[Records from a collection]

────────────────────

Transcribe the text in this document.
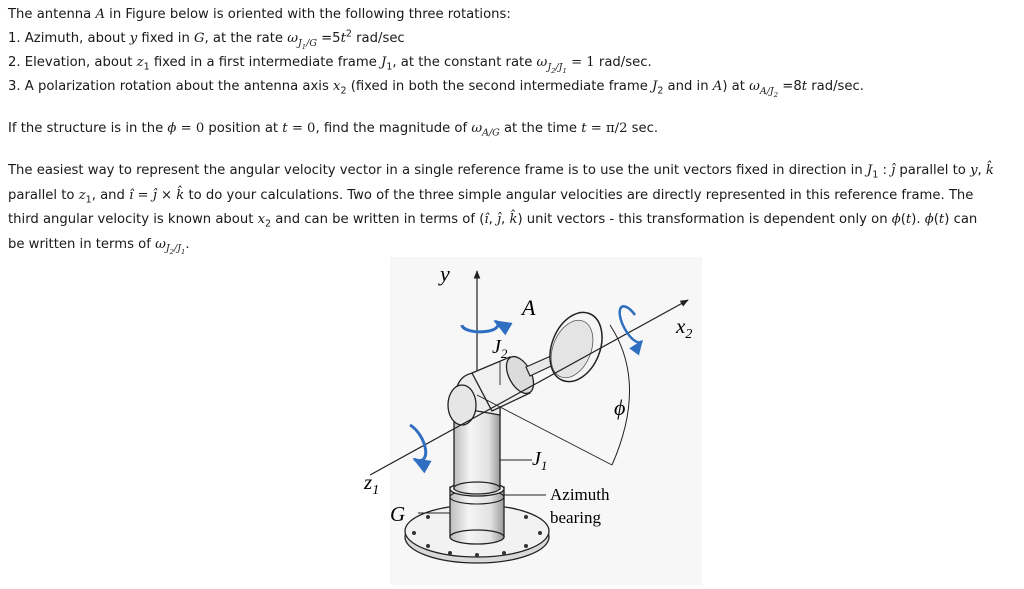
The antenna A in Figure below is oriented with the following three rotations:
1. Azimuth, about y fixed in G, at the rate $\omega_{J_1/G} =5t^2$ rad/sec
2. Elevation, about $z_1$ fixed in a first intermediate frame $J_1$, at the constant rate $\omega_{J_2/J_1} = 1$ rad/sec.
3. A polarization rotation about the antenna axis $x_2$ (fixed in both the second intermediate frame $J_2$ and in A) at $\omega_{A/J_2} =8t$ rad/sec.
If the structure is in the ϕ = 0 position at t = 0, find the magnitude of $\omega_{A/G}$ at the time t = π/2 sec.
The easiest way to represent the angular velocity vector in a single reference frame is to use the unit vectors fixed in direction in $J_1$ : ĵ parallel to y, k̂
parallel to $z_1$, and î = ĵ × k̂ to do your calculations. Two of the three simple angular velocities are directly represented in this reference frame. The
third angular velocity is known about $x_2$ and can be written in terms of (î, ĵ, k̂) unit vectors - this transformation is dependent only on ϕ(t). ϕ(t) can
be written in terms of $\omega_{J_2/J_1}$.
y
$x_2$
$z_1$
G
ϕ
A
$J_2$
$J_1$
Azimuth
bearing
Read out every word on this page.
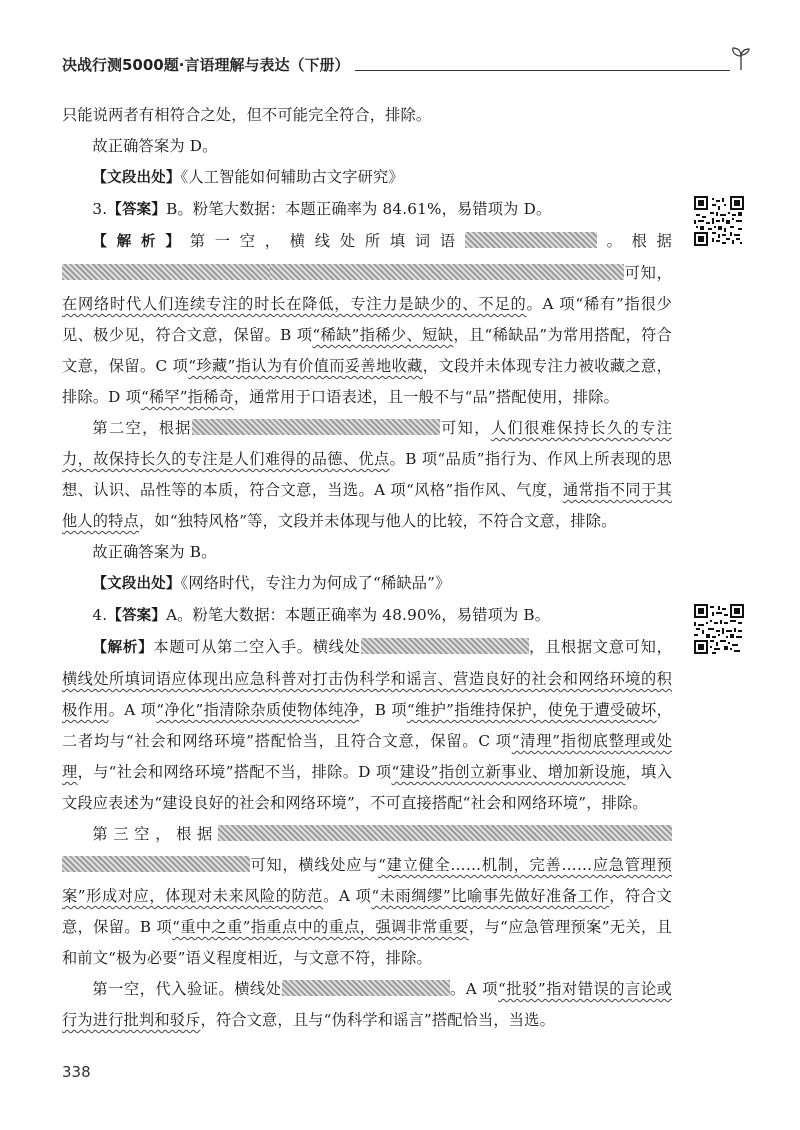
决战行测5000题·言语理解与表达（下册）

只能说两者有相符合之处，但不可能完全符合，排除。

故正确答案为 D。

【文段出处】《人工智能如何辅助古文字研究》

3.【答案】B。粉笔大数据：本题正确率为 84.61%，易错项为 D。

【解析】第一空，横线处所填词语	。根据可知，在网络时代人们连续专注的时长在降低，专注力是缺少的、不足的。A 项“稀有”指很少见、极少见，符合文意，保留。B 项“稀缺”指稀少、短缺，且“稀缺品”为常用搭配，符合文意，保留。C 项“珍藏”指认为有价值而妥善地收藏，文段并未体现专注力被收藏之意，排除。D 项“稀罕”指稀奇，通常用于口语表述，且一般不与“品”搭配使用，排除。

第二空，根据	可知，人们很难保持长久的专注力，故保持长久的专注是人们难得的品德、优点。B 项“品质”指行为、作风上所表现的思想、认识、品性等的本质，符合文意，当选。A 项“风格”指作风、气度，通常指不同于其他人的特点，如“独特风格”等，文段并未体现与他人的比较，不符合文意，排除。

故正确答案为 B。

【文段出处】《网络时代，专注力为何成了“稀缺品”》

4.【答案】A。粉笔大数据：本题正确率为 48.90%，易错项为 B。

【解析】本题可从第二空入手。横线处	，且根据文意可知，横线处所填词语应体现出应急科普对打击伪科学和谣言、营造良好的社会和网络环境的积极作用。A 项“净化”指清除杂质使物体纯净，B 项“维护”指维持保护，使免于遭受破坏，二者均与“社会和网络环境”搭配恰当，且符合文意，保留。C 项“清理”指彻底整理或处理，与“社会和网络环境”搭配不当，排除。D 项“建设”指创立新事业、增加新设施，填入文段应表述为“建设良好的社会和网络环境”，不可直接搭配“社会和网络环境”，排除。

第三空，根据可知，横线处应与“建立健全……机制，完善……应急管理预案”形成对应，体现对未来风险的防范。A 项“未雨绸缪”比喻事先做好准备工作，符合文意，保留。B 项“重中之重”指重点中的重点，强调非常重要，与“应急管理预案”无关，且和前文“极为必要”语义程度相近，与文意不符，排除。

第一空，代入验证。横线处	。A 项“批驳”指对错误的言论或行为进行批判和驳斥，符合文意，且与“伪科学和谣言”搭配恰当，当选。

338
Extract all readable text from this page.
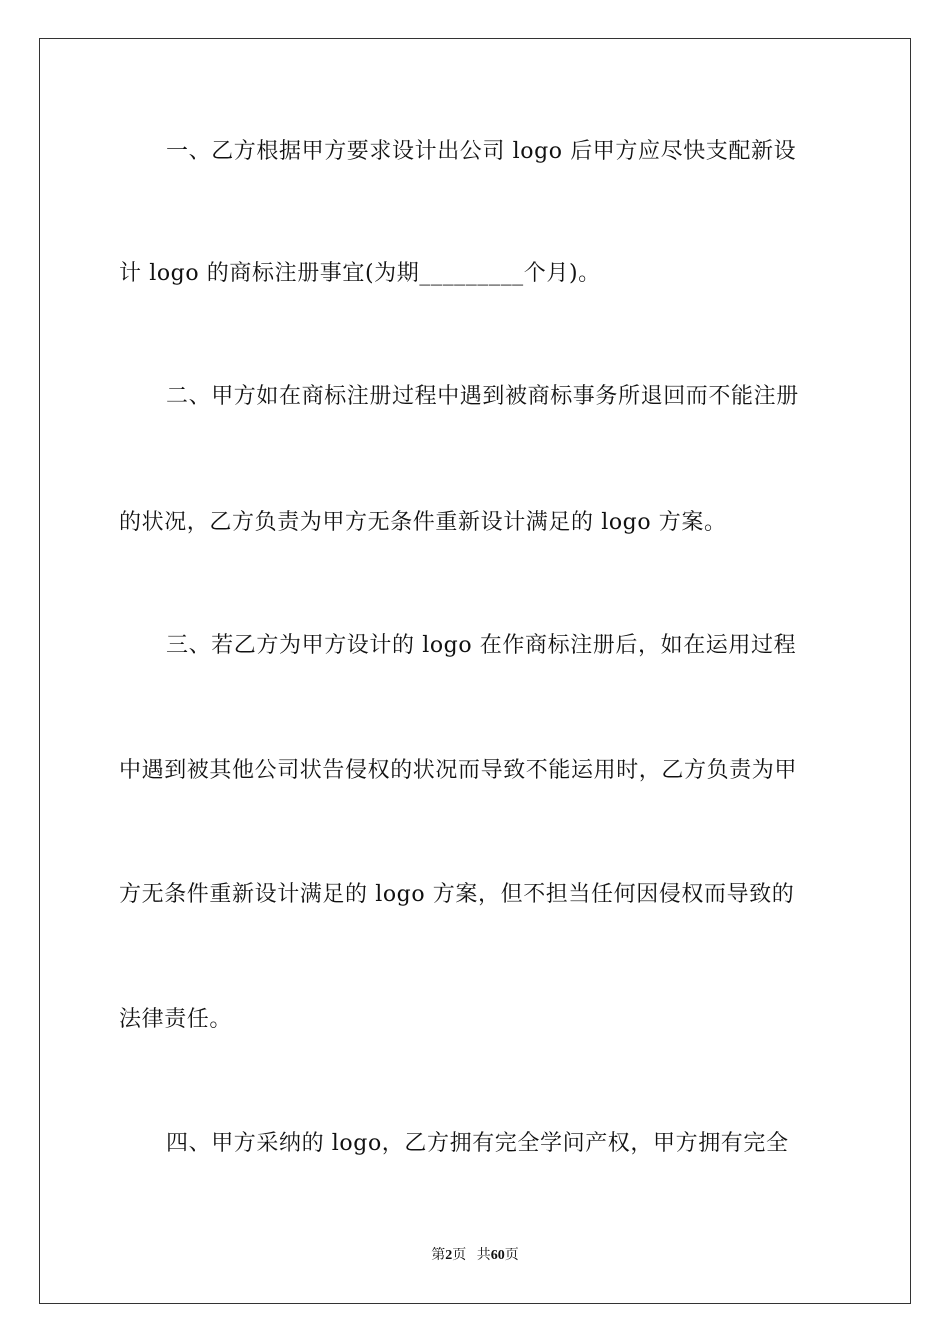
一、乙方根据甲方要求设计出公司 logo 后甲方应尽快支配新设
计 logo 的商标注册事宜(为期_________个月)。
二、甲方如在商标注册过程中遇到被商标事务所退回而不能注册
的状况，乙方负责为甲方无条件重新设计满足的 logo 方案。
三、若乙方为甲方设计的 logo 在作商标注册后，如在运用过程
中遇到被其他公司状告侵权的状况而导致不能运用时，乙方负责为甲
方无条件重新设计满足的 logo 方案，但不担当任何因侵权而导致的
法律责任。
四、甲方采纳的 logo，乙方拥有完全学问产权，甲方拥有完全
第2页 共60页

────────────────────

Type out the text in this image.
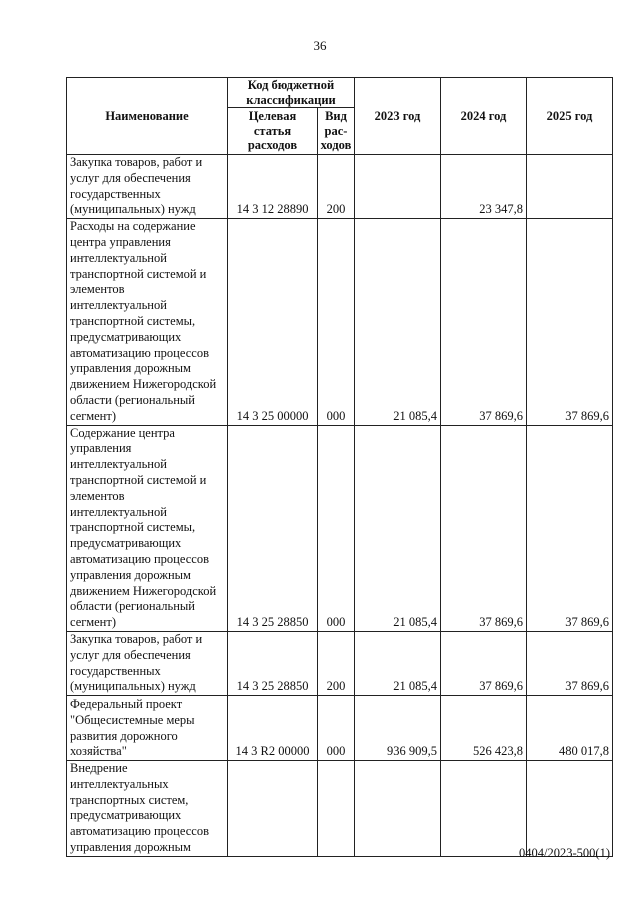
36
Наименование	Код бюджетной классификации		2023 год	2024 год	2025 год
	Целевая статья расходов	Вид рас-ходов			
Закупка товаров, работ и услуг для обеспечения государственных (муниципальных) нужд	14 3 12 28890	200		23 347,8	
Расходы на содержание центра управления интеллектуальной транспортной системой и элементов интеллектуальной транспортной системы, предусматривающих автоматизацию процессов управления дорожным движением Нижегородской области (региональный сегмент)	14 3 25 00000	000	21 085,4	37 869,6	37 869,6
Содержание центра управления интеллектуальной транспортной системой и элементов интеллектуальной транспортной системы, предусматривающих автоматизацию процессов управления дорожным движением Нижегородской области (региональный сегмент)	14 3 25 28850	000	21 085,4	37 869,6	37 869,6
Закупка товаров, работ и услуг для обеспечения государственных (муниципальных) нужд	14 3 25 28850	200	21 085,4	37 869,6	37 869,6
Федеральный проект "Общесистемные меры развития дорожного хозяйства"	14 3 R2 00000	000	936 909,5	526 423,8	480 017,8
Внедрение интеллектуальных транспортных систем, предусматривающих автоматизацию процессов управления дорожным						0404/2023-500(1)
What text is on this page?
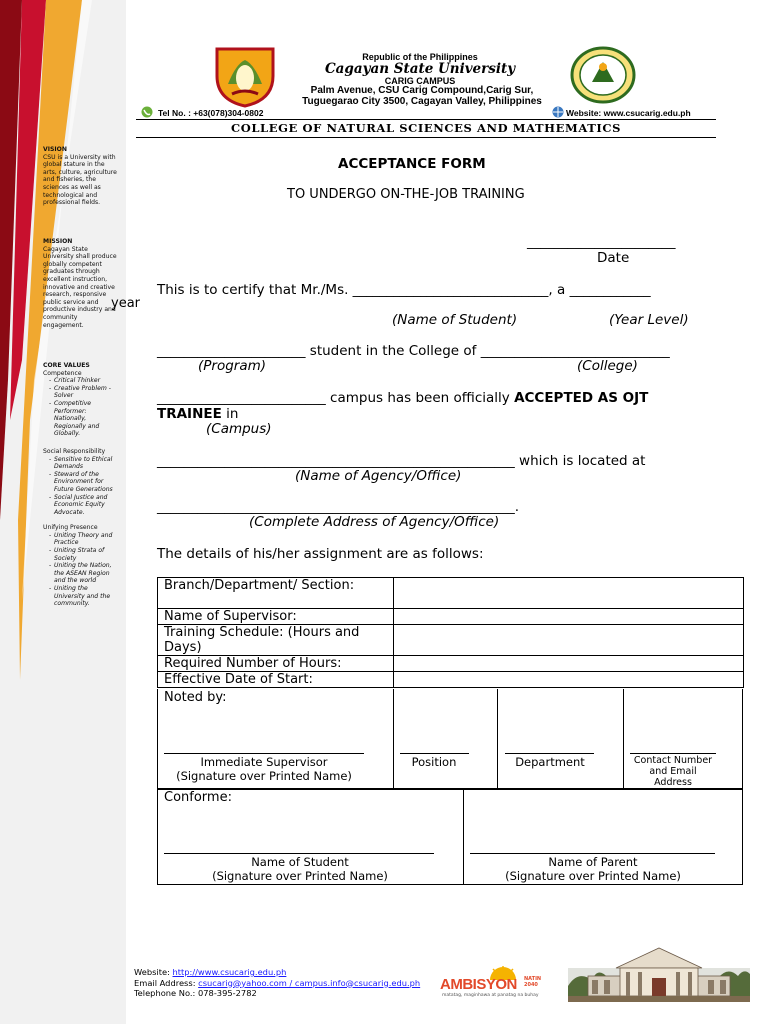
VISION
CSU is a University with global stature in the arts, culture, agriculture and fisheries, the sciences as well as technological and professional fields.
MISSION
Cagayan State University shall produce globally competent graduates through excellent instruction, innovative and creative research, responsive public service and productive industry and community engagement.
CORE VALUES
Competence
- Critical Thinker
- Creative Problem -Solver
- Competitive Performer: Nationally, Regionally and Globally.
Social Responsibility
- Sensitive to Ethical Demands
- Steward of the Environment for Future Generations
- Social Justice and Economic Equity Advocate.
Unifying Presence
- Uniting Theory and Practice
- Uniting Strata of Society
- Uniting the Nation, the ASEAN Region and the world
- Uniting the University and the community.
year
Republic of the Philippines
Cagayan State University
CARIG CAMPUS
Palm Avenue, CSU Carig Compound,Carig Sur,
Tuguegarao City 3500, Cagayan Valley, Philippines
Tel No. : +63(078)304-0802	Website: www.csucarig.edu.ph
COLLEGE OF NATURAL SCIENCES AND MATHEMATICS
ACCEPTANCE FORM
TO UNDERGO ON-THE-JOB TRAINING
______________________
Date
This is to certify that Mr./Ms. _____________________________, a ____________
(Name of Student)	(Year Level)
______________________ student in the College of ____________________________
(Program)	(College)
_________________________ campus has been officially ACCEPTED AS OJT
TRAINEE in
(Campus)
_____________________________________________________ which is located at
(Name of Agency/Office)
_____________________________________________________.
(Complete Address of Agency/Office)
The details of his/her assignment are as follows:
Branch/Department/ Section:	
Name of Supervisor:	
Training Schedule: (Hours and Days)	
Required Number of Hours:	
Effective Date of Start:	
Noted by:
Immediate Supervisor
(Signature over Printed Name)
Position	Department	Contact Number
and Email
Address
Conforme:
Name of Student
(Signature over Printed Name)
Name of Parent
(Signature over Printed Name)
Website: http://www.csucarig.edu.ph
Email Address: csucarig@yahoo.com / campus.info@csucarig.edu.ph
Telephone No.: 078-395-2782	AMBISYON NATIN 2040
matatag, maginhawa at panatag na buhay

────────────────────

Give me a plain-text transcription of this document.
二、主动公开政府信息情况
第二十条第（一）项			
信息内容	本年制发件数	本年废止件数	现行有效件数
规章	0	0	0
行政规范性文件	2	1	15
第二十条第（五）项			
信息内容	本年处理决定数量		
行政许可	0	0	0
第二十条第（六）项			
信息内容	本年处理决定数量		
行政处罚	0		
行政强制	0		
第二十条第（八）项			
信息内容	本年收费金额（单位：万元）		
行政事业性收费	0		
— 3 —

────────────────────

Gather from the records above every line containing the string "rate".

1. Azimuth, about y fixed in G, at the rate $\omega_{J_1/G} =5t^2$ rad/sec
2. Elevation, about $z_1$ fixed in a first intermediate frame $J_1$, at the constant rate $\omega_{J_2/J_1} = 1$ rad/sec.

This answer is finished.